◆ WHAT IS EXPECTED: Extract the complete data exactly as given.
————
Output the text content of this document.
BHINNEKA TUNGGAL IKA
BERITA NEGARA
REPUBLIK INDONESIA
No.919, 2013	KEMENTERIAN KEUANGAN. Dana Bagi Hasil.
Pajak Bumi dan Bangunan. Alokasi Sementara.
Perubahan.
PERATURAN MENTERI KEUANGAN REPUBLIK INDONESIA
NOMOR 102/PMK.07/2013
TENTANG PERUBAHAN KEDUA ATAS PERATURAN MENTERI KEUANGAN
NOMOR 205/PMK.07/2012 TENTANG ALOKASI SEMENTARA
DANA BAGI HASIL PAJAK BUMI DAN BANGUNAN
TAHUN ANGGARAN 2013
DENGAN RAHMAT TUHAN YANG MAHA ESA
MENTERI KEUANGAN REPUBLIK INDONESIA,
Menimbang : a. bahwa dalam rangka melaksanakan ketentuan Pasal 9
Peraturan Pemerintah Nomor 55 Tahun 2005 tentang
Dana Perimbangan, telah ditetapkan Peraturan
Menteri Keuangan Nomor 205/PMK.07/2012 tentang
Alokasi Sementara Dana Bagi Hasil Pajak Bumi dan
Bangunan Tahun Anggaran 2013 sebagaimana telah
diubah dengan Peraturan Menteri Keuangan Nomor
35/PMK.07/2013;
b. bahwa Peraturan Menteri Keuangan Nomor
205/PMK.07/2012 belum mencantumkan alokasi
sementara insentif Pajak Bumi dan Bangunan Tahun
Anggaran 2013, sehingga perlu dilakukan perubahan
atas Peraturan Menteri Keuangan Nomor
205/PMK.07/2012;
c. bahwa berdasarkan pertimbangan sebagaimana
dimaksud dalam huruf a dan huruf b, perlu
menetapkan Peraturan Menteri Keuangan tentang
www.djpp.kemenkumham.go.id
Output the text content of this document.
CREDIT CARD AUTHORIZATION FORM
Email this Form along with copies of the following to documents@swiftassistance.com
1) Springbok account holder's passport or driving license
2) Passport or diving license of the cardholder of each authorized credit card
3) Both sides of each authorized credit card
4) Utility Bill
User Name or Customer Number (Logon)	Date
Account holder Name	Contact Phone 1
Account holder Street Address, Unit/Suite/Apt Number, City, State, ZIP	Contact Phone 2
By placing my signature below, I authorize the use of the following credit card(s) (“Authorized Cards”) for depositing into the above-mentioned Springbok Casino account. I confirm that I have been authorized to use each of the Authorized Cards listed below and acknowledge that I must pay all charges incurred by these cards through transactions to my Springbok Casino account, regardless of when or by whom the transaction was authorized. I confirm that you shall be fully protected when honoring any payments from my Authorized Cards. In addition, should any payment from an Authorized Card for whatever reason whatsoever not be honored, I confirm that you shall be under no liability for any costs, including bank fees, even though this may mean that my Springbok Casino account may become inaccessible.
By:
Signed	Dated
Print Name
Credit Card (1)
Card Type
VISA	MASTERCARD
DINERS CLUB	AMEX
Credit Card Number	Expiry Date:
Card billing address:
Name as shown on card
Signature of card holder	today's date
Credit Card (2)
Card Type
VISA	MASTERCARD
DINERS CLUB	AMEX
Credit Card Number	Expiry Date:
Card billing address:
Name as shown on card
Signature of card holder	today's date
————
◆ EXERCISE RESULT:
Output the text content of this document.
BHINNEKA TUNGGAL IKA
BERITA NEGARA
REPUBLIK INDONESIA
No.919, 2013	KEMENTERIAN KEUANGAN. Dana Bagi Hasil.
Pajak Bumi dan Bangunan. Alokasi Sementara.
Perubahan.
PERATURAN MENTERI KEUANGAN REPUBLIK INDONESIA
NOMOR 102/PMK.07/2013
TENTANG PERUBAHAN KEDUA ATAS PERATURAN MENTERI KEUANGAN
NOMOR 205/PMK.07/2012 TENTANG ALOKASI SEMENTARA
DANA BAGI HASIL PAJAK BUMI DAN BANGUNAN
TAHUN ANGGARAN 2013
DENGAN RAHMAT TUHAN YANG MAHA ESA
MENTERI KEUANGAN REPUBLIK INDONESIA,
Menimbang : a. bahwa dalam rangka melaksanakan ketentuan Pasal 9
Peraturan Pemerintah Nomor 55 Tahun 2005 tentang
Dana Perimbangan, telah ditetapkan Peraturan
Menteri Keuangan Nomor 205/PMK.07/2012 tentang
Alokasi Sementara Dana Bagi Hasil Pajak Bumi dan
Bangunan Tahun Anggaran 2013 sebagaimana telah
diubah dengan Peraturan Menteri Keuangan Nomor
35/PMK.07/2013;
b. bahwa Peraturan Menteri Keuangan Nomor
205/PMK.07/2012 belum mencantumkan alokasi
sementara insentif Pajak Bumi dan Bangunan Tahun
Anggaran 2013, sehingga perlu dilakukan perubahan
atas Peraturan Menteri Keuangan Nomor
205/PMK.07/2012;
c. bahwa berdasarkan pertimbangan sebagaimana
dimaksud dalam huruf a dan huruf b, perlu
menetapkan Peraturan Menteri Keuangan tentang
www.djpp.kemenkumham.go.id
Output the text content of this document.
CREDIT CARD AUTHORIZATION FORM
Email this Form along with copies of the following to documents@swiftassistance.com
1) Springbok account holder's passport or driving license
2) Passport or diving license of the cardholder of each authorized credit card
3) Both sides of each authorized credit card
4) Utility Bill
User Name or Customer Number (Logon)	Date
Account holder Name	Contact Phone 1
Account holder Street Address, Unit/Suite/Apt Number, City, State, ZIP	Contact Phone 2
By placing my signature below, I authorize the use of the following credit card(s) (“Authorized Cards”) for depositing into the above-mentioned Springbok Casino account. I confirm that I have been authorized to use each of the Authorized Cards listed below and acknowledge that I must pay all charges incurred by these cards through transactions to my Springbok Casino account, regardless of when or by whom the transaction was authorized. I confirm that you shall be fully protected when honoring any payments from my Authorized Cards. In addition, should any payment from an Authorized Card for whatever reason whatsoever not be honored, I confirm that you shall be under no liability for any costs, including bank fees, even though this may mean that my Springbok Casino account may become inaccessible.
By:
Signed	Dated
Print Name
Credit Card (1)
Card Type
VISA	MASTERCARD
DINERS CLUB	AMEX
Credit Card Number	Expiry Date:
Card billing address:
Name as shown on card
Signature of card holder	today's date
Credit Card (2)
Card Type
VISA	MASTERCARD
DINERS CLUB	AMEX
Credit Card Number	Expiry Date:
Card billing address:
Name as shown on card
Signature of card holder	today's date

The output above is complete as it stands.